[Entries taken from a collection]
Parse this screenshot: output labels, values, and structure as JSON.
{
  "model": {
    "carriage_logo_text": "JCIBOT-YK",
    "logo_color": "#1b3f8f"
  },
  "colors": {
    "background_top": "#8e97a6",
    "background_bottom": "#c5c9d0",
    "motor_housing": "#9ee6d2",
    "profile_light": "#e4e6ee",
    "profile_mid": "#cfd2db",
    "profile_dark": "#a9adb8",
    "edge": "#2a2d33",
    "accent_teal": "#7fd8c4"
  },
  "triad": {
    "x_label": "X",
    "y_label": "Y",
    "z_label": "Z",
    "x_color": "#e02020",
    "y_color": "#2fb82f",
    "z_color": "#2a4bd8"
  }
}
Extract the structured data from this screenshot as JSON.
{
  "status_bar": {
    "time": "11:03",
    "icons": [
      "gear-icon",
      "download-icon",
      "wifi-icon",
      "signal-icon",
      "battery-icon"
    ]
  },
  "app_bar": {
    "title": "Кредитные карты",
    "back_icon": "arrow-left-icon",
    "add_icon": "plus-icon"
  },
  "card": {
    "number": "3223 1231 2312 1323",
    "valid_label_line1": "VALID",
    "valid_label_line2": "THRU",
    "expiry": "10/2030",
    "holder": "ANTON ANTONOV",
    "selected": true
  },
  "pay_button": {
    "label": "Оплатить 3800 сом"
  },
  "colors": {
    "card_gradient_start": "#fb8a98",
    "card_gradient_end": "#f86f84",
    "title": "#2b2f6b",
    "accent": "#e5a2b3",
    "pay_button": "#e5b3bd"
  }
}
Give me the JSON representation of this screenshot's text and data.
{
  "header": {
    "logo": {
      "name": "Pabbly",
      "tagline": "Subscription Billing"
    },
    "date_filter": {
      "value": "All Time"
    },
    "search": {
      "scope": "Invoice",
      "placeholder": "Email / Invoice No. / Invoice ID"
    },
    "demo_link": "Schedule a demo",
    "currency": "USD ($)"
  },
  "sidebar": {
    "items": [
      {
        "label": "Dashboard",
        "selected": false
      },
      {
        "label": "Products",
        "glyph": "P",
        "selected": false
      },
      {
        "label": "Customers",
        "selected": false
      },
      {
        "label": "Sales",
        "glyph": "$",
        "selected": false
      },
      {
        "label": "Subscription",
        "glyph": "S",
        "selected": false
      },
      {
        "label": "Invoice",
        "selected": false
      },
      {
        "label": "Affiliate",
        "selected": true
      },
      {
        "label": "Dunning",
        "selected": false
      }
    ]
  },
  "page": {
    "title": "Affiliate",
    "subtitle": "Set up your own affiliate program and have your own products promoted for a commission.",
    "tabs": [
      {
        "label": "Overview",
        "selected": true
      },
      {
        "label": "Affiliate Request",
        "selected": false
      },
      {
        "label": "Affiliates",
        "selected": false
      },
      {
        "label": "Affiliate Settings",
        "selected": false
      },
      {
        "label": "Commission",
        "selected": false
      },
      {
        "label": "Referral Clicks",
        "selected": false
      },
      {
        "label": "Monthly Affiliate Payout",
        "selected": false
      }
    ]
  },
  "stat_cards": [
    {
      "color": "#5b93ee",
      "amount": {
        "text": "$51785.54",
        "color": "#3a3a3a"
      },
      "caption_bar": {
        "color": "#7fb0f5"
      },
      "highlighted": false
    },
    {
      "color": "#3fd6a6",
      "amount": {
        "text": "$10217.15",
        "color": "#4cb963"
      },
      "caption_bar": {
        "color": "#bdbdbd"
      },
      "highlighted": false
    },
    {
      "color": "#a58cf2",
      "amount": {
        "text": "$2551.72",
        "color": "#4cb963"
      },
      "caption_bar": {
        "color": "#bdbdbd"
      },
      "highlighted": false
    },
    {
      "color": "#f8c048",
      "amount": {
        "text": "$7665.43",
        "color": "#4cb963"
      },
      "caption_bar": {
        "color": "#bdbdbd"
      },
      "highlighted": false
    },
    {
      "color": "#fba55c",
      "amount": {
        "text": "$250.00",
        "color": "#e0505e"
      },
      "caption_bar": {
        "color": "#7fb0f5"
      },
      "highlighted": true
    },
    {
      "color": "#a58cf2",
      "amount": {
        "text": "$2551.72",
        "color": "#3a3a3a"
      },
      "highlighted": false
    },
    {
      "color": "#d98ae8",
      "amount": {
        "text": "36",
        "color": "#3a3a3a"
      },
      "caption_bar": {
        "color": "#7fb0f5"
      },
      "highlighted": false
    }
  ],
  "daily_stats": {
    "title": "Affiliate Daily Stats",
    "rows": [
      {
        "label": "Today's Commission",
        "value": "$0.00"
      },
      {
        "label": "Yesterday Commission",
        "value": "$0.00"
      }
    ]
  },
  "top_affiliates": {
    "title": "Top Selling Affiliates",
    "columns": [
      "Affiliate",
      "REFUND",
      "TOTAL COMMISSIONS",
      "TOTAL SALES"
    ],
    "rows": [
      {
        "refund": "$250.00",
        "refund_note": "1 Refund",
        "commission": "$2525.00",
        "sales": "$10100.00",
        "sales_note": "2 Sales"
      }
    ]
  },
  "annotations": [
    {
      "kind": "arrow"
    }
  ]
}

Stated goal: Out of the material above, gather each line where "this" appears.

Answer in full:
Parse this screenshot: output labels, values, and structure as JSON.
Extract the structured data from this screenshot as JSON.
Give me the JSON representation of this screenshot's text and data.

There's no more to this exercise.